Document extract:
--- --- ---

In Rise of the Tomb Raider, Lara is dealing with the psychological damage the events of the first game created. The death and violence she observed has led to something of an existential crisis, and she tries to fill the void by taking up her father’s research on an ancient artifact said to grant immortality. The plot-driving mystical macguffin is the stuff of a thousand action-adventure plots, but Lara’s troubled state and difficulty dealing with the death she’s witnessed makes her quest as spiritual as literal. The story wastes nothing, as every character’s journey parallels another’s, and the intertwining relationships create legitimate drama as everyone tries to transcend death in their own way.
My memories of 2013’s Tomb Raider reboot consist almost exclusively of things exploding and Lara Croft getting impaled in increasingly grotesque ways. It felt like nothing so much as a nonstop carnival of violence and destruction, and was so obsessed with shootouts against inhumanly violent antagonists that it lost the joy of discovery which define archaeological adventures stories. It’s appropriate, then, that Rise is about transcending death, as it transcends the violence that defined the previous game and builds a new future for the series’ heroine.
An exclusivity agreement with Microsoft briefly anchored the game to Xbox platforms, but now it’s finally available for PC, and the port is terrific. There are tons of visual options, and the game does a terrific job of scaling in both directions. If you’ve got a beefy PC, it looks incredible and runs super-smooth, but the options are wide enough that you can easily scale it back to the standards of a few years ago and still get a playable experience.
Lara’s got some friends to make if she aims on surviving
The lack of tombs to be raided was a half-joking criticism of the previous game, but their presence here highlights the way Rise excels. The challenge tombs are combat-free puzzle-platforming trials that feature some of the game’s most imaginative environments and clever level designs. They’re completely optional, but they feel completely essential, not just because they provide fun exploration, but because they add useful new skills to Lara’s repertoire and tell interesting, self-contained stories through small handfuls of collectibles.
The tombs spoke off from large, open hub areas filled with animals to hunt, crafting materials to gather, and collectibles to collect. Survivalism has been synonymous with the increasing bloat of open-world games, but Rise differentiates itself by making every item matter. Crafting items turn into meaningful gear upgrades that help to take down enemies quickly and quietly, which in turns gives you experience bonuses that help you move up the upgrade tree. The list of upgrades you can choose from is both large enough to make your choices meaningful and lean enough to make every option desirable. Skills I found inconsequential early in the game turned out to be some of my most useful options later on.

--- --- ---

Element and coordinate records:

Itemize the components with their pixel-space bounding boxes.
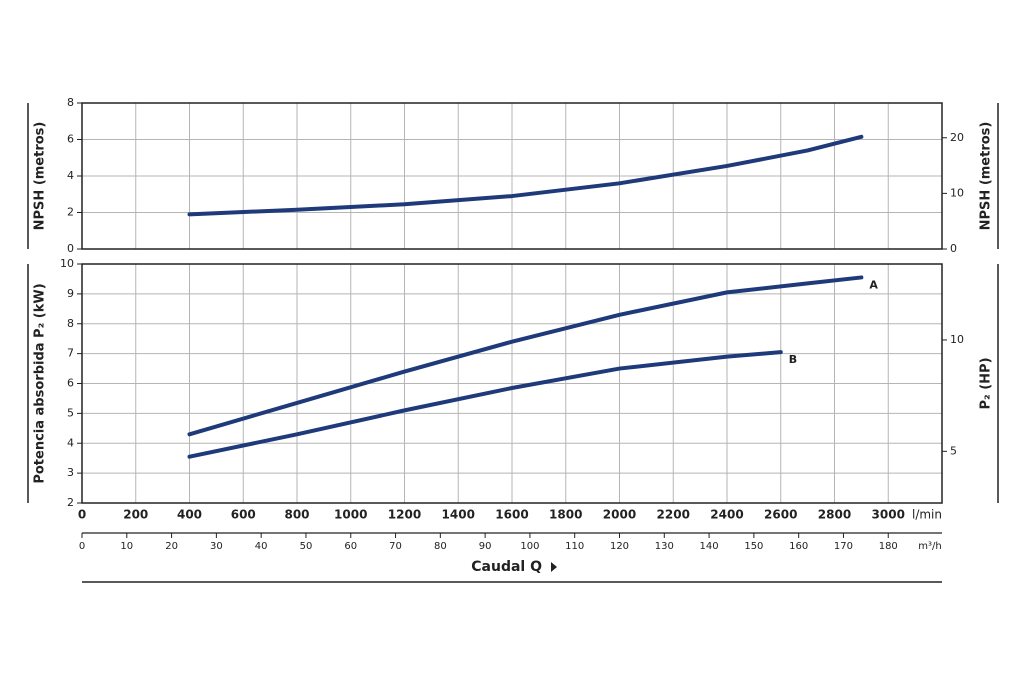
x2-tick-label: 0 [79, 541, 85, 552]
x-tick-label: 2600 [764, 508, 797, 522]
y-tick-label: 7 [67, 347, 74, 360]
y-axis-label: Potencia absorbida P₂ (kW) [33, 283, 48, 483]
x2-tick-label: 50 [300, 541, 313, 552]
x-tick-label: 2400 [710, 508, 743, 522]
plot-frame [81, 102, 943, 250]
x2-axis-unit: m³/h [918, 541, 941, 552]
x-tick-label: 200 [123, 508, 148, 522]
x-tick-label: 1800 [549, 508, 582, 522]
y-tick-label: 6 [67, 377, 74, 390]
x2-tick-label: 110 [565, 541, 584, 552]
y-tick-label: 2 [67, 496, 74, 509]
y-tick-label: 2 [67, 206, 74, 219]
x-axis-title: Caudal Q [471, 559, 542, 575]
y-tick-label: 4 [67, 169, 74, 182]
x2-tick-label: 100 [520, 541, 539, 552]
y-tick-label: 6 [67, 133, 74, 146]
x-tick-label: 2800 [818, 508, 851, 522]
data-line [187, 275, 864, 437]
y2-tick-label: 0 [950, 242, 957, 255]
x-tick-label: 1400 [442, 508, 475, 522]
arrow-icon [551, 562, 557, 572]
x2-tick-label: 150 [744, 541, 763, 552]
series-label: B [789, 353, 797, 366]
y-tick-label: 5 [67, 406, 74, 419]
x2-tick-label: 130 [655, 541, 674, 552]
x-tick-label: 1200 [388, 508, 421, 522]
y-tick-label: 4 [67, 436, 74, 449]
x2-tick-label: 180 [879, 541, 898, 552]
x2-tick-label: 60 [344, 541, 357, 552]
y2-tick-label: 20 [950, 131, 964, 144]
data-line [187, 350, 783, 459]
x-tick-label: 800 [284, 508, 309, 522]
x2-tick-label: 70 [389, 541, 402, 552]
x-tick-label: 3000 [872, 508, 905, 522]
y-tick-label: 8 [67, 317, 74, 330]
y2-axis-label: P₂ (HP) [979, 357, 994, 409]
x-tick-label: 2000 [603, 508, 636, 522]
x2-tick-label: 140 [700, 541, 719, 552]
series-label: A [869, 278, 878, 291]
x-tick-label: 1000 [334, 508, 367, 522]
y2-tick-label: 5 [950, 444, 957, 457]
y-axis-label: NPSH (metros) [33, 122, 48, 231]
y2-axis-label: NPSH (metros) [979, 122, 994, 231]
y-tick-label: 10 [60, 257, 74, 270]
y-tick-label: 0 [67, 242, 74, 255]
data-line [187, 134, 864, 217]
y-tick-label: 8 [67, 96, 74, 109]
x2-tick-label: 20 [165, 541, 178, 552]
x-tick-label: 1600 [495, 508, 528, 522]
y-tick-label: 3 [67, 466, 74, 479]
y-tick-label: 9 [67, 287, 74, 300]
plot-frame [81, 263, 943, 504]
x2-tick-label: 40 [255, 541, 268, 552]
x-axis-unit: l/min [912, 508, 942, 522]
y2-tick-label: 10 [950, 186, 964, 199]
x-tick-label: 2200 [657, 508, 690, 522]
x-tick-label: 600 [231, 508, 256, 522]
x-tick-label: 0 [78, 508, 86, 522]
x2-tick-label: 80 [434, 541, 447, 552]
x2-tick-label: 120 [610, 541, 629, 552]
x2-tick-label: 90 [479, 541, 492, 552]
x2-tick-label: 30 [210, 541, 223, 552]
x-tick-label: 400 [177, 508, 202, 522]
y2-tick-label: 10 [950, 333, 964, 346]
x2-tick-label: 170 [834, 541, 853, 552]
x2-tick-label: 10 [120, 541, 133, 552]
x2-tick-label: 160 [789, 541, 808, 552]
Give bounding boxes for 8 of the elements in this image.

--- --- ---

Copy the Rise of the Tomb Raider review from "The tombs spoke" to "options later on.", replacing "upgrade tree" with "skill tree".

The tombs spoke off from large, open hub areas filled with animals to hunt, crafting materials to gather, and collectibles to collect. Survivalism has been synonymous with the increasing bloat of open-world games, but Rise differentiates itself by making every item matter. Crafting items turn into meaningful gear upgrades that help to take down enemies quickly and quietly, which in turns gives you experience bonuses that help you move up the skill tree. The list of upgrades you can choose from is both large enough to make your choices meaningful and lean enough to make every option desirable. Skills I found inconsequential early in the game turned out to be some of my most useful options later on.